* START *

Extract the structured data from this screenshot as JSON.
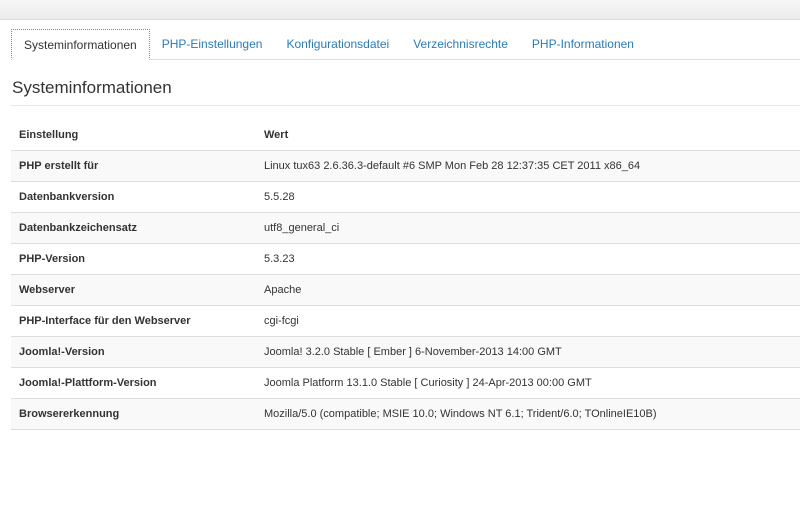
{
  "tabs": [
    {
      "label": "Systeminformationen",
      "active": true
    },
    {
      "label": "PHP-Einstellungen",
      "active": false
    },
    {
      "label": "Konfigurationsdatei",
      "active": false
    },
    {
      "label": "Verzeichnisrechte",
      "active": false
    },
    {
      "label": "PHP-Informationen",
      "active": false
    }
  ],
  "page_title": "Systeminformationen",
  "table": {
    "headers": [
      "Einstellung",
      "Wert"
    ],
    "rows": [
      {
        "key": "PHP erstellt für",
        "value": "Linux tux63 2.6.36.3-default #6 SMP Mon Feb 28 12:37:35 CET 2011 x86_64"
      },
      {
        "key": "Datenbankversion",
        "value": "5.5.28"
      },
      {
        "key": "Datenbankzeichensatz",
        "value": "utf8_general_ci"
      },
      {
        "key": "PHP-Version",
        "value": "5.3.23"
      },
      {
        "key": "Webserver",
        "value": "Apache"
      },
      {
        "key": "PHP-Interface für den Webserver",
        "value": "cgi-fcgi"
      },
      {
        "key": "Joomla!-Version",
        "value": "Joomla! 3.2.0 Stable [ Ember ] 6-November-2013 14:00 GMT"
      },
      {
        "key": "Joomla!-Plattform-Version",
        "value": "Joomla Platform 13.1.0 Stable [ Curiosity ] 24-Apr-2013 00:00 GMT"
      },
      {
        "key": "Browsererkennung",
        "value": "Mozilla/5.0 (compatible; MSIE 10.0; Windows NT 6.1; Trident/6.0; TOnlineIE10B)"
      }
    ]
  },
  "colors": {
    "link": "#2a7bbd",
    "text": "#333333",
    "row_stripe": "#f9f9f9",
    "border": "#dddddd"
  }
}
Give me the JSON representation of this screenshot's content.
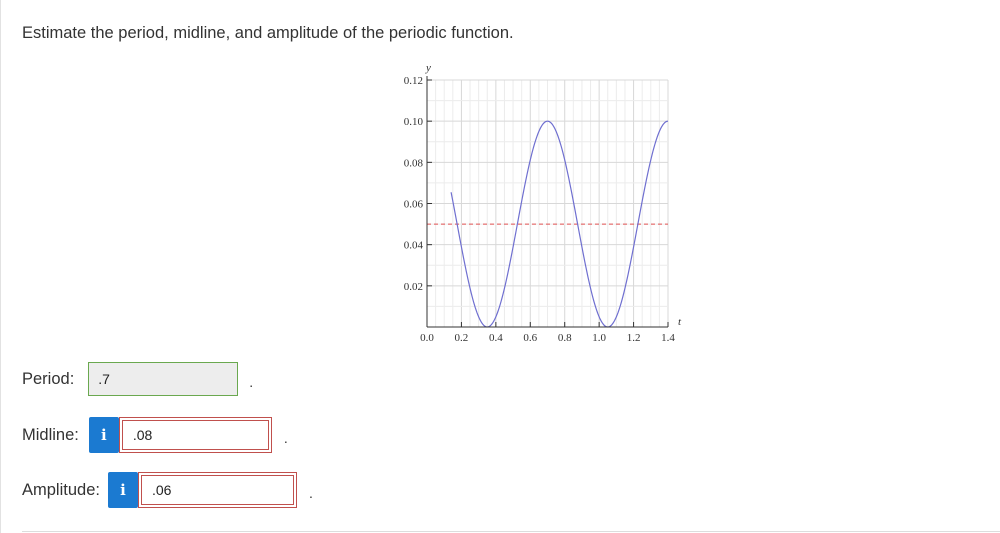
{
  "question": {
    "prompt": "Estimate the period, midline, and amplitude of the periodic function."
  },
  "chart_data": {
    "type": "line",
    "title": "",
    "xlabel": "t",
    "ylabel": "y",
    "xlim": [
      0,
      1.4
    ],
    "ylim": [
      0,
      0.12
    ],
    "x_ticks": [
      "0.0",
      "0.2",
      "0.4",
      "0.6",
      "0.8",
      "1.0",
      "1.2",
      "1.4"
    ],
    "y_ticks": [
      "0.02",
      "0.04",
      "0.06",
      "0.08",
      "0.10",
      "0.12"
    ],
    "grid": true,
    "function": "y = 0.05*cos(2*pi*t/0.7) + 0.05, t in [0.14, 1.4]",
    "series": [
      {
        "color": "#6f6fd0",
        "points": [
          [
            0.14,
            0.0654
          ],
          [
            0.175,
            0.05
          ],
          [
            0.21,
            0.0346
          ],
          [
            0.245,
            0.0206
          ],
          [
            0.28,
            0.0095
          ],
          [
            0.315,
            0.0024
          ],
          [
            0.35,
            0.0
          ],
          [
            0.385,
            0.0024
          ],
          [
            0.42,
            0.0095
          ],
          [
            0.455,
            0.0206
          ],
          [
            0.49,
            0.0346
          ],
          [
            0.525,
            0.05
          ],
          [
            0.56,
            0.0654
          ],
          [
            0.595,
            0.0794
          ],
          [
            0.63,
            0.0905
          ],
          [
            0.665,
            0.0976
          ],
          [
            0.7,
            0.1
          ],
          [
            0.735,
            0.0976
          ],
          [
            0.77,
            0.0905
          ],
          [
            0.805,
            0.0794
          ],
          [
            0.84,
            0.0654
          ],
          [
            0.875,
            0.05
          ],
          [
            0.91,
            0.0346
          ],
          [
            0.945,
            0.0206
          ],
          [
            0.98,
            0.0095
          ],
          [
            1.015,
            0.0024
          ],
          [
            1.05,
            0.0
          ],
          [
            1.085,
            0.0024
          ],
          [
            1.12,
            0.0095
          ],
          [
            1.155,
            0.0206
          ],
          [
            1.19,
            0.0346
          ],
          [
            1.225,
            0.05
          ],
          [
            1.26,
            0.0654
          ],
          [
            1.295,
            0.0794
          ],
          [
            1.33,
            0.0905
          ],
          [
            1.365,
            0.0976
          ],
          [
            1.4,
            0.1
          ]
        ]
      }
    ],
    "reference_line": {
      "y": 0.05,
      "style": "dashed",
      "color": "#e05050"
    }
  },
  "answers": {
    "period": {
      "label": "Period:",
      "value": ".7",
      "status": "correct",
      "status_color": "#6aa84f"
    },
    "midline": {
      "label": "Midline:",
      "value": ".08",
      "status": "incorrect",
      "status_color": "#c0504d",
      "info_glyph": "i"
    },
    "amplitude": {
      "label": "Amplitude:",
      "value": ".06",
      "status": "incorrect",
      "status_color": "#c0504d",
      "info_glyph": "i"
    },
    "trailing_period": "."
  },
  "colors": {
    "info_button": "#1b7ad1",
    "text": "#333333"
  }
}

* END *

Collect each line containing the string "Joomla".

        "key": "Joomla!-Version",
        "value": "Joomla! 3.2.0 Stable [ Ember ] 6-November-2013 14:00 GMT"
        "key": "Joomla!-Plattform-Version",
        "value": "Joomla Platform 13.1.0 Stable [ Curiosity ] 24-Apr-2013 00:00 GMT"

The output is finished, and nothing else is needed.